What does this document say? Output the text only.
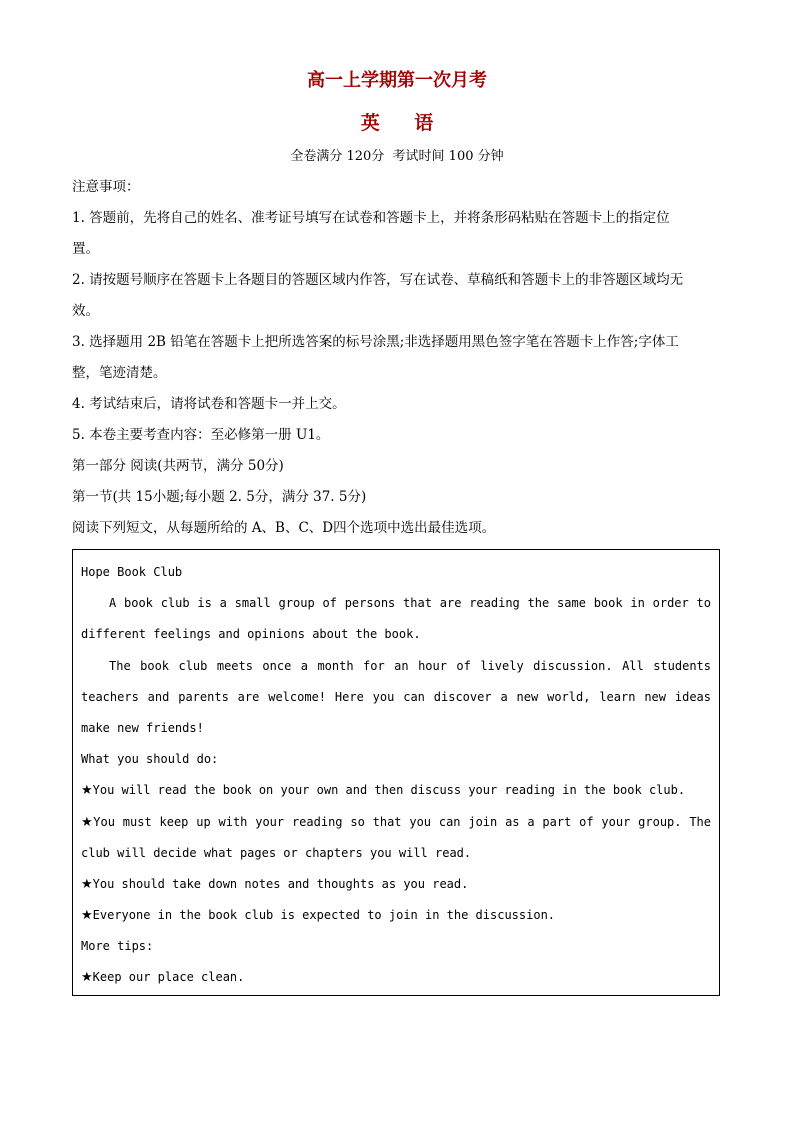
高一上学期第一次月考
英 语
全卷满分 120分  考试时间 100 分钟
注意事项：
1. 答题前，先将自己的姓名、准考证号填写在试卷和答题卡上，并将条形码粘贴在答题卡上的指定位
置。
2. 请按题号顺序在答题卡上各题目的答题区域内作答，写在试卷、草稿纸和答题卡上的非答题区域均无
效。
3. 选择题用 2B 铅笔在答题卡上把所选答案的标号涂黑;非选择题用黑色签字笔在答题卡上作答;字体工
整，笔迹清楚。
4. 考试结束后，请将试卷和答题卡一并上交。
5. 本卷主要考查内容：至必修第一册 U1。
第一部分 阅读(共两节，满分 50分)
第一节(共 15小题;每小题 2. 5分，满分 37. 5分)
阅读下列短文，从每题所给的 A、B、C、D四个选项中选出最佳选项。
Hope Book Club
A book club is a small group of persons that are reading the same book in order to
different feelings and opinions about the book.
The book club meets once a month for an hour of lively discussion. All students
teachers and parents are welcome! Here you can discover a new world, learn new ideas
make new friends!
What you should do:
★You will read the book on your own and then discuss your reading in the book club.
★You must keep up with your reading so that you can join as a part of your group. The
club will decide what pages or chapters you will read.
★You should take down notes and thoughts as you read.
★Everyone in the book club is expected to join in the discussion.
More tips:
★Keep our place clean.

..............................

What the exercise asks: Without the pictures, reproduce every line of the records above exactly.

The answer:
What does this document say? Output the text only.
高一上学期第一次月考
英 语
全卷满分 120分  考试时间 100 分钟
注意事项：
1. 答题前，先将自己的姓名、准考证号填写在试卷和答题卡上，并将条形码粘贴在答题卡上的指定位
置。
2. 请按题号顺序在答题卡上各题目的答题区域内作答，写在试卷、草稿纸和答题卡上的非答题区域均无
效。
3. 选择题用 2B 铅笔在答题卡上把所选答案的标号涂黑;非选择题用黑色签字笔在答题卡上作答;字体工
整，笔迹清楚。
4. 考试结束后，请将试卷和答题卡一并上交。
5. 本卷主要考查内容：至必修第一册 U1。
第一部分 阅读(共两节，满分 50分)
第一节(共 15小题;每小题 2. 5分，满分 37. 5分)
阅读下列短文，从每题所给的 A、B、C、D四个选项中选出最佳选项。
Hope Book Club
A book club is a small group of persons that are reading the same book in order to
different feelings and opinions about the book.
The book club meets once a month for an hour of lively discussion. All students
teachers and parents are welcome! Here you can discover a new world, learn new ideas
make new friends!
What you should do:
★You will read the book on your own and then discuss your reading in the book club.
★You must keep up with your reading so that you can join as a part of your group. The
club will decide what pages or chapters you will read.
★You should take down notes and thoughts as you read.
★Everyone in the book club is expected to join in the discussion.
More tips:
★Keep our place clean.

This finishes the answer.